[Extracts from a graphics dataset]
╭──
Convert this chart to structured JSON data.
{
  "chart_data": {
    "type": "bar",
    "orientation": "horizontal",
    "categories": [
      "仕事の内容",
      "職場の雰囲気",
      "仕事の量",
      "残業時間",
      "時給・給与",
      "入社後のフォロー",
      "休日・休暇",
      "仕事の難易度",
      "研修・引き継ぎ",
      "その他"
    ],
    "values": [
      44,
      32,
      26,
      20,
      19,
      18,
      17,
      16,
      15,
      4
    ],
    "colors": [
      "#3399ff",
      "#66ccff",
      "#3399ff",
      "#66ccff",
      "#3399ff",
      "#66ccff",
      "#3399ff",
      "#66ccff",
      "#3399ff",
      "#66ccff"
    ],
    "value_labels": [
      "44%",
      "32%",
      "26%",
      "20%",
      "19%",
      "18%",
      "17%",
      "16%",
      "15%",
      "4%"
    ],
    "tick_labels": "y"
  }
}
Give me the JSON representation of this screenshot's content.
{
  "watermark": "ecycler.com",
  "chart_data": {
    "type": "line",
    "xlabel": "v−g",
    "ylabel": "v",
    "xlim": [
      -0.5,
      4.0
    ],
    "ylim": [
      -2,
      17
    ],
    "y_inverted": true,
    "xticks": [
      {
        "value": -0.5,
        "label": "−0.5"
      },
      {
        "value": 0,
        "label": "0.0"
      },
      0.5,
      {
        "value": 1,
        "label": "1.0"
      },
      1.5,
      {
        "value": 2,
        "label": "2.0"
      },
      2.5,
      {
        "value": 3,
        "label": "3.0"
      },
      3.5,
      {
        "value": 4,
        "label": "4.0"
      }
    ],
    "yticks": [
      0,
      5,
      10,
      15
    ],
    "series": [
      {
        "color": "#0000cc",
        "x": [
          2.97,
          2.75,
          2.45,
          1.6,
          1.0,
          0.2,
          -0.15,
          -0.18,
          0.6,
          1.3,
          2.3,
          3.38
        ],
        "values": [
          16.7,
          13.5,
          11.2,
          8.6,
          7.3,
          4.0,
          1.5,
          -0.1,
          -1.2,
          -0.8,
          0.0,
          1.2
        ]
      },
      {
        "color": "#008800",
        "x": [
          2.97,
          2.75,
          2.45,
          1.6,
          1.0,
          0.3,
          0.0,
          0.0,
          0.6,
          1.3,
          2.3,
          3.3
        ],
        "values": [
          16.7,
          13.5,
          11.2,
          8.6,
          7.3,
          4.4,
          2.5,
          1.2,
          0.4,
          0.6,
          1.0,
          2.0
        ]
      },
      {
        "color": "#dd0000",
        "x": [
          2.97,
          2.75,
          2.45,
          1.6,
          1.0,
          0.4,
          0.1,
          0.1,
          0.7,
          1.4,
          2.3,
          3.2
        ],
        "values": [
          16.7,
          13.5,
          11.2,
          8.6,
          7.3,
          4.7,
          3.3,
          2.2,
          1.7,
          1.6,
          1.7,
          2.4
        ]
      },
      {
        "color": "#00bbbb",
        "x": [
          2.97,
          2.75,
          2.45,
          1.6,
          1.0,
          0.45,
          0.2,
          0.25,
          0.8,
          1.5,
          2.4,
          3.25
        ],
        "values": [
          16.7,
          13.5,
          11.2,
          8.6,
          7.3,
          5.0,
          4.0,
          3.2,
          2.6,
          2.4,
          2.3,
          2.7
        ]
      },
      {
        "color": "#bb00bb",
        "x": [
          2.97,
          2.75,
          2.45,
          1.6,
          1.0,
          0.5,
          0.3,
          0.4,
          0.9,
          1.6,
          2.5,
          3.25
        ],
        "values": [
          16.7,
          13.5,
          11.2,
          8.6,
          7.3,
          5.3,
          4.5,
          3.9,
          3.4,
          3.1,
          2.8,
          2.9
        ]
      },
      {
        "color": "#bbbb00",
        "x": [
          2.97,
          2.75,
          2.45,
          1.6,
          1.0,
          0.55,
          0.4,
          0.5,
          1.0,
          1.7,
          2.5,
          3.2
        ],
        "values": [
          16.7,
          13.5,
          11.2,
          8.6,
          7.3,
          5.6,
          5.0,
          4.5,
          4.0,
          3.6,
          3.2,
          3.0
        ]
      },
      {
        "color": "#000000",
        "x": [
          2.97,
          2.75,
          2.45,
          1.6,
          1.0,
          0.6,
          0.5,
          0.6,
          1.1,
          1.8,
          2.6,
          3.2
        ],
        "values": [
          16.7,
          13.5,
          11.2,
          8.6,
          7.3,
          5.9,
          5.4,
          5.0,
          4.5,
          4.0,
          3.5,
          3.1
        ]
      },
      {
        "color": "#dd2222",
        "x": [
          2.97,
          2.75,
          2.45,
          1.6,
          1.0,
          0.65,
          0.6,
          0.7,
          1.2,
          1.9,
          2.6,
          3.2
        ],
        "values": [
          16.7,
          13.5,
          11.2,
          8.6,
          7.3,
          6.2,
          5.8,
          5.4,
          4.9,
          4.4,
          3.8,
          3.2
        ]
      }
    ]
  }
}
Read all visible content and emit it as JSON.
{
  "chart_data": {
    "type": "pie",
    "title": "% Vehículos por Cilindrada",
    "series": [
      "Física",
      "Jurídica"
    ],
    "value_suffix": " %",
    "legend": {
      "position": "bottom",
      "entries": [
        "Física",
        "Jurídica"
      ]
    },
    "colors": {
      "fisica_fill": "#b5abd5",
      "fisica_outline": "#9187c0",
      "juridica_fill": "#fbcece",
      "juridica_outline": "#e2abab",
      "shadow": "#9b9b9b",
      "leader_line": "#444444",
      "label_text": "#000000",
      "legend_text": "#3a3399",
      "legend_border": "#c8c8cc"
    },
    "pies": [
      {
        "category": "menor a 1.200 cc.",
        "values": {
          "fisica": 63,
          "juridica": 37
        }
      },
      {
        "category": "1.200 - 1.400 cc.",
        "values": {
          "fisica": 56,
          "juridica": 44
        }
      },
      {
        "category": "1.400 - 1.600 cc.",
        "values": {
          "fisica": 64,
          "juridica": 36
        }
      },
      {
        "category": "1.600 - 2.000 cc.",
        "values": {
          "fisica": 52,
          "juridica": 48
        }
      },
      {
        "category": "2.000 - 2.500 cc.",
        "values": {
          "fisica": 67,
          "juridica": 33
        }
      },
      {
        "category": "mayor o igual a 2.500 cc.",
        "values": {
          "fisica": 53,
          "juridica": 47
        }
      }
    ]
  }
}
╰──
(Exercise directions):
Output an exact copy of each record.

(Output of the task):
Convert this chart to structured JSON data.
{
  "chart_data": {
    "type": "bar",
    "orientation": "horizontal",
    "categories": [
      "仕事の内容",
      "職場の雰囲気",
      "仕事の量",
      "残業時間",
      "時給・給与",
      "入社後のフォロー",
      "休日・休暇",
      "仕事の難易度",
      "研修・引き継ぎ",
      "その他"
    ],
    "values": [
      44,
      32,
      26,
      20,
      19,
      18,
      17,
      16,
      15,
      4
    ],
    "colors": [
      "#3399ff",
      "#66ccff",
      "#3399ff",
      "#66ccff",
      "#3399ff",
      "#66ccff",
      "#3399ff",
      "#66ccff",
      "#3399ff",
      "#66ccff"
    ],
    "value_labels": [
      "44%",
      "32%",
      "26%",
      "20%",
      "19%",
      "18%",
      "17%",
      "16%",
      "15%",
      "4%"
    ],
    "tick_labels": "y"
  }
}
Give me the JSON representation of this screenshot's content.
{
  "watermark": "ecycler.com",
  "chart_data": {
    "type": "line",
    "xlabel": "v−g",
    "ylabel": "v",
    "xlim": [
      -0.5,
      4.0
    ],
    "ylim": [
      -2,
      17
    ],
    "y_inverted": true,
    "xticks": [
      {
        "value": -0.5,
        "label": "−0.5"
      },
      {
        "value": 0,
        "label": "0.0"
      },
      0.5,
      {
        "value": 1,
        "label": "1.0"
      },
      1.5,
      {
        "value": 2,
        "label": "2.0"
      },
      2.5,
      {
        "value": 3,
        "label": "3.0"
      },
      3.5,
      {
        "value": 4,
        "label": "4.0"
      }
    ],
    "yticks": [
      0,
      5,
      10,
      15
    ],
    "series": [
      {
        "color": "#0000cc",
        "x": [
          2.97,
          2.75,
          2.45,
          1.6,
          1.0,
          0.2,
          -0.15,
          -0.18,
          0.6,
          1.3,
          2.3,
          3.38
        ],
        "values": [
          16.7,
          13.5,
          11.2,
          8.6,
          7.3,
          4.0,
          1.5,
          -0.1,
          -1.2,
          -0.8,
          0.0,
          1.2
        ]
      },
      {
        "color": "#008800",
        "x": [
          2.97,
          2.75,
          2.45,
          1.6,
          1.0,
          0.3,
          0.0,
          0.0,
          0.6,
          1.3,
          2.3,
          3.3
        ],
        "values": [
          16.7,
          13.5,
          11.2,
          8.6,
          7.3,
          4.4,
          2.5,
          1.2,
          0.4,
          0.6,
          1.0,
          2.0
        ]
      },
      {
        "color": "#dd0000",
        "x": [
          2.97,
          2.75,
          2.45,
          1.6,
          1.0,
          0.4,
          0.1,
          0.1,
          0.7,
          1.4,
          2.3,
          3.2
        ],
        "values": [
          16.7,
          13.5,
          11.2,
          8.6,
          7.3,
          4.7,
          3.3,
          2.2,
          1.7,
          1.6,
          1.7,
          2.4
        ]
      },
      {
        "color": "#00bbbb",
        "x": [
          2.97,
          2.75,
          2.45,
          1.6,
          1.0,
          0.45,
          0.2,
          0.25,
          0.8,
          1.5,
          2.4,
          3.25
        ],
        "values": [
          16.7,
          13.5,
          11.2,
          8.6,
          7.3,
          5.0,
          4.0,
          3.2,
          2.6,
          2.4,
          2.3,
          2.7
        ]
      },
      {
        "color": "#bb00bb",
        "x": [
          2.97,
          2.75,
          2.45,
          1.6,
          1.0,
          0.5,
          0.3,
          0.4,
          0.9,
          1.6,
          2.5,
          3.25
        ],
        "values": [
          16.7,
          13.5,
          11.2,
          8.6,
          7.3,
          5.3,
          4.5,
          3.9,
          3.4,
          3.1,
          2.8,
          2.9
        ]
      },
      {
        "color": "#bbbb00",
        "x": [
          2.97,
          2.75,
          2.45,
          1.6,
          1.0,
          0.55,
          0.4,
          0.5,
          1.0,
          1.7,
          2.5,
          3.2
        ],
        "values": [
          16.7,
          13.5,
          11.2,
          8.6,
          7.3,
          5.6,
          5.0,
          4.5,
          4.0,
          3.6,
          3.2,
          3.0
        ]
      },
      {
        "color": "#000000",
        "x": [
          2.97,
          2.75,
          2.45,
          1.6,
          1.0,
          0.6,
          0.5,
          0.6,
          1.1,
          1.8,
          2.6,
          3.2
        ],
        "values": [
          16.7,
          13.5,
          11.2,
          8.6,
          7.3,
          5.9,
          5.4,
          5.0,
          4.5,
          4.0,
          3.5,
          3.1
        ]
      },
      {
        "color": "#dd2222",
        "x": [
          2.97,
          2.75,
          2.45,
          1.6,
          1.0,
          0.65,
          0.6,
          0.7,
          1.2,
          1.9,
          2.6,
          3.2
        ],
        "values": [
          16.7,
          13.5,
          11.2,
          8.6,
          7.3,
          6.2,
          5.8,
          5.4,
          4.9,
          4.4,
          3.8,
          3.2
        ]
      }
    ]
  }
}
Read all visible content and emit it as JSON.
{
  "chart_data": {
    "type": "pie",
    "title": "% Vehículos por Cilindrada",
    "series": [
      "Física",
      "Jurídica"
    ],
    "value_suffix": " %",
    "legend": {
      "position": "bottom",
      "entries": [
        "Física",
        "Jurídica"
      ]
    },
    "colors": {
      "fisica_fill": "#b5abd5",
      "fisica_outline": "#9187c0",
      "juridica_fill": "#fbcece",
      "juridica_outline": "#e2abab",
      "shadow": "#9b9b9b",
      "leader_line": "#444444",
      "label_text": "#000000",
      "legend_text": "#3a3399",
      "legend_border": "#c8c8cc"
    },
    "pies": [
      {
        "category": "menor a 1.200 cc.",
        "values": {
          "fisica": 63,
          "juridica": 37
        }
      },
      {
        "category": "1.200 - 1.400 cc.",
        "values": {
          "fisica": 56,
          "juridica": 44
        }
      },
      {
        "category": "1.400 - 1.600 cc.",
        "values": {
          "fisica": 64,
          "juridica": 36
        }
      },
      {
        "category": "1.600 - 2.000 cc.",
        "values": {
          "fisica": 52,
          "juridica": 48
        }
      },
      {
        "category": "2.000 - 2.500 cc.",
        "values": {
          "fisica": 67,
          "juridica": 33
        }
      },
      {
        "category": "mayor o igual a 2.500 cc.",
        "values": {
          "fisica": 53,
          "juridica": 47
        }
      }
    ]
  }
}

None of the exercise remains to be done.